WHAT THE TASK ASKS: Your task is to reproduce the material exactly.
☆ ☆ ☆
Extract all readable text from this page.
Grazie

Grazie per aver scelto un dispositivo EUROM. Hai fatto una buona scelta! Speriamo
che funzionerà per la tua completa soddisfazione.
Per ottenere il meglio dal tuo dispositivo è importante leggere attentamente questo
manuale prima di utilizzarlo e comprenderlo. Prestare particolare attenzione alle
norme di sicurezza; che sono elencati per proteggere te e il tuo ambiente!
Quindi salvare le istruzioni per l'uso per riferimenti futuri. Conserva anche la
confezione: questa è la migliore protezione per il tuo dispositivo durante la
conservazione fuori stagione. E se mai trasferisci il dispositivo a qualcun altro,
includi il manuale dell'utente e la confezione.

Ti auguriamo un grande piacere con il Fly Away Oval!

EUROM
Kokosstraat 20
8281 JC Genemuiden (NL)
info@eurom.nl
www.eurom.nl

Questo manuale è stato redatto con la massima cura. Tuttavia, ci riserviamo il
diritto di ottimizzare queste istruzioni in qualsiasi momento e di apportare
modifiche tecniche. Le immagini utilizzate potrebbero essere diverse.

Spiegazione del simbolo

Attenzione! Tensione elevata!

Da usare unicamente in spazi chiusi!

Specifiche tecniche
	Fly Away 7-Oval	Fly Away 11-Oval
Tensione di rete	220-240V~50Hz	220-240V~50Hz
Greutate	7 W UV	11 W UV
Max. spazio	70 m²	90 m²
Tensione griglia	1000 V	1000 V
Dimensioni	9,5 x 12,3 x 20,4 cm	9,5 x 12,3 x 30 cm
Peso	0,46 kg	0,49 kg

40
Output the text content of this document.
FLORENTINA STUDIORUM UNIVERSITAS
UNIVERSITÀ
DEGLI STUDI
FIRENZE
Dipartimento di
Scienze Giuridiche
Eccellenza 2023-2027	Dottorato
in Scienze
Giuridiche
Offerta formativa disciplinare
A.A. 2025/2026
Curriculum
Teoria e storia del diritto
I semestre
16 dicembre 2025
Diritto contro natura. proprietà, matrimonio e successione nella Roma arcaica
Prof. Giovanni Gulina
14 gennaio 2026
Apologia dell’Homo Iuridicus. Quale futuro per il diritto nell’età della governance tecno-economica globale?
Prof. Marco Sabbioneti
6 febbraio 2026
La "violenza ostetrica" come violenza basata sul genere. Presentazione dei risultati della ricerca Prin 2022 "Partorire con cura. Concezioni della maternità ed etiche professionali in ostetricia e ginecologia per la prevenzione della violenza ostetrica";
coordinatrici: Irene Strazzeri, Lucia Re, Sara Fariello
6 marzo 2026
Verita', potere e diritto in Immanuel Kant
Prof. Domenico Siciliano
☆ ☆ ☆
TASK RESULT:
Extract all readable text from this page.
Grazie

Grazie per aver scelto un dispositivo EUROM. Hai fatto una buona scelta! Speriamo
che funzionerà per la tua completa soddisfazione.
Per ottenere il meglio dal tuo dispositivo è importante leggere attentamente questo
manuale prima di utilizzarlo e comprenderlo. Prestare particolare attenzione alle
norme di sicurezza; che sono elencati per proteggere te e il tuo ambiente!
Quindi salvare le istruzioni per l'uso per riferimenti futuri. Conserva anche la
confezione: questa è la migliore protezione per il tuo dispositivo durante la
conservazione fuori stagione. E se mai trasferisci il dispositivo a qualcun altro,
includi il manuale dell'utente e la confezione.

Ti auguriamo un grande piacere con il Fly Away Oval!

EUROM
Kokosstraat 20
8281 JC Genemuiden (NL)
info@eurom.nl
www.eurom.nl

Questo manuale è stato redatto con la massima cura. Tuttavia, ci riserviamo il
diritto di ottimizzare queste istruzioni in qualsiasi momento e di apportare
modifiche tecniche. Le immagini utilizzate potrebbero essere diverse.

Spiegazione del simbolo

Attenzione! Tensione elevata!

Da usare unicamente in spazi chiusi!

Specifiche tecniche
	Fly Away 7-Oval	Fly Away 11-Oval
Tensione di rete	220-240V~50Hz	220-240V~50Hz
Greutate	7 W UV	11 W UV
Max. spazio	70 m²	90 m²
Tensione griglia	1000 V	1000 V
Dimensioni	9,5 x 12,3 x 20,4 cm	9,5 x 12,3 x 30 cm
Peso	0,46 kg	0,49 kg

40
Output the text content of this document.
FLORENTINA STUDIORUM UNIVERSITAS
UNIVERSITÀ
DEGLI STUDI
FIRENZE
Dipartimento di
Scienze Giuridiche
Eccellenza 2023-2027	Dottorato
in Scienze
Giuridiche
Offerta formativa disciplinare
A.A. 2025/2026
Curriculum
Teoria e storia del diritto
I semestre
16 dicembre 2025
Diritto contro natura. proprietà, matrimonio e successione nella Roma arcaica
Prof. Giovanni Gulina
14 gennaio 2026
Apologia dell’Homo Iuridicus. Quale futuro per il diritto nell’età della governance tecno-economica globale?
Prof. Marco Sabbioneti
6 febbraio 2026
La "violenza ostetrica" come violenza basata sul genere. Presentazione dei risultati della ricerca Prin 2022 "Partorire con cura. Concezioni della maternità ed etiche professionali in ostetricia e ginecologia per la prevenzione della violenza ostetrica";
coordinatrici: Irene Strazzeri, Lucia Re, Sara Fariello
6 marzo 2026
Verita', potere e diritto in Immanuel Kant
Prof. Domenico Siciliano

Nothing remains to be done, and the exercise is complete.